Dataset records on visual material:
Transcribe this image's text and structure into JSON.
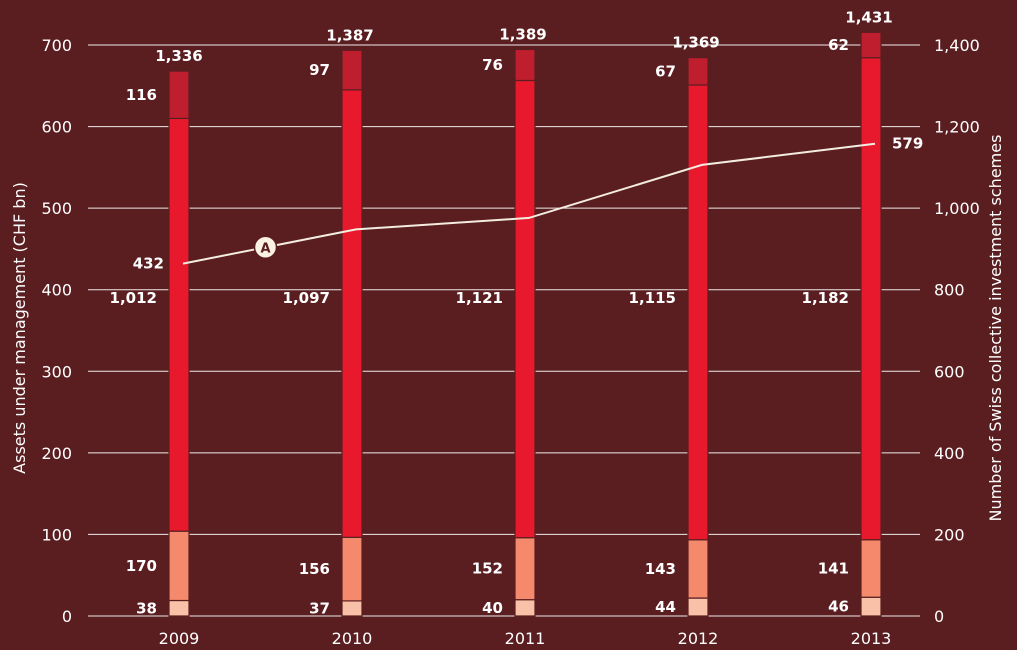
{
  "chart_data": {
    "type": "bar",
    "stacked": true,
    "categories": [
      "2009",
      "2010",
      "2011",
      "2012",
      "2013"
    ],
    "series": [
      {
        "values": [
          38,
          37,
          40,
          44,
          46
        ],
        "color": "#f9c2a8"
      },
      {
        "values": [
          170,
          156,
          152,
          143,
          141
        ],
        "color": "#f4896c"
      },
      {
        "values": [
          1012,
          1097,
          1121,
          1115,
          1182
        ],
        "color": "#e8192c"
      },
      {
        "values": [
          116,
          97,
          76,
          67,
          62
        ],
        "color": "#bf1e2e"
      }
    ],
    "totals": [
      1336,
      1387,
      1389,
      1369,
      1431
    ],
    "line": {
      "values": [
        432,
        474,
        488,
        553,
        579
      ],
      "labels": [
        "432",
        "",
        "",
        "",
        "579"
      ],
      "marker": "A",
      "color": "#f3ece0"
    },
    "y_left": {
      "label": "Assets under management (CHF bn)",
      "lim": [
        0,
        700
      ],
      "ticks": [
        "0",
        "100",
        "200",
        "300",
        "400",
        "500",
        "600",
        "700"
      ]
    },
    "y_right": {
      "label": "Number of Swiss collective investment schemes",
      "lim": [
        0,
        1400
      ],
      "ticks": [
        "0",
        "200",
        "400",
        "600",
        "800",
        "1,000",
        "1,200",
        "1,400"
      ]
    },
    "segment_labels": [
      [
        "38",
        "170",
        "1,012",
        "116"
      ],
      [
        "37",
        "156",
        "1,097",
        "97"
      ],
      [
        "40",
        "152",
        "1,121",
        "76"
      ],
      [
        "44",
        "143",
        "1,115",
        "67"
      ],
      [
        "46",
        "141",
        "1,182",
        "62"
      ]
    ],
    "total_labels": [
      "1,336",
      "1,387",
      "1,389",
      "1,369",
      "1,431"
    ],
    "grid": true,
    "background": "#5a1e21"
  }
}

* _Directions_
Looking at the records above, work out how many lines include the word "color", then give that number by itself.

* _Solution to this task_
5